▸ Task to complete
Copy out every line in which the string "посещение" occurs.

▸ Records shown
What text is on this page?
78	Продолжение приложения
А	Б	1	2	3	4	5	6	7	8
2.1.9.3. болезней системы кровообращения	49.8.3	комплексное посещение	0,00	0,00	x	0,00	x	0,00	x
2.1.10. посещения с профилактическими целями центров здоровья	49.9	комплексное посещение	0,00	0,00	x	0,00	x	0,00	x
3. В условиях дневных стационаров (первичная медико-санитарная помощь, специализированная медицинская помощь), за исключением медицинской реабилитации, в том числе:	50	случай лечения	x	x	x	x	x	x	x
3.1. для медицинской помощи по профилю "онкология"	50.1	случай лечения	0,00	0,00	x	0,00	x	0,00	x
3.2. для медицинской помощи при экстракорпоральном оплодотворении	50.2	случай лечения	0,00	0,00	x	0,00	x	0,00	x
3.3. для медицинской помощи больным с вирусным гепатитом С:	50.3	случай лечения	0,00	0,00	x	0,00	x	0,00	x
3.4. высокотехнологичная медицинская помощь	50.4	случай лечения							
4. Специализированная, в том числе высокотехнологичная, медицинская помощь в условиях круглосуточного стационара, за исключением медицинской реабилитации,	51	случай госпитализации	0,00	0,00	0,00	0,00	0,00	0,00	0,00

▸ The output
2.1.9.3. болезней системы кровообращения	49.8.3	комплексное посещение	0,00	0,00	x	0,00	x	0,00	x
2.1.10. посещения с профилактическими целями центров здоровья	49.9	комплексное посещение	0,00	0,00	x	0,00	x	0,00	x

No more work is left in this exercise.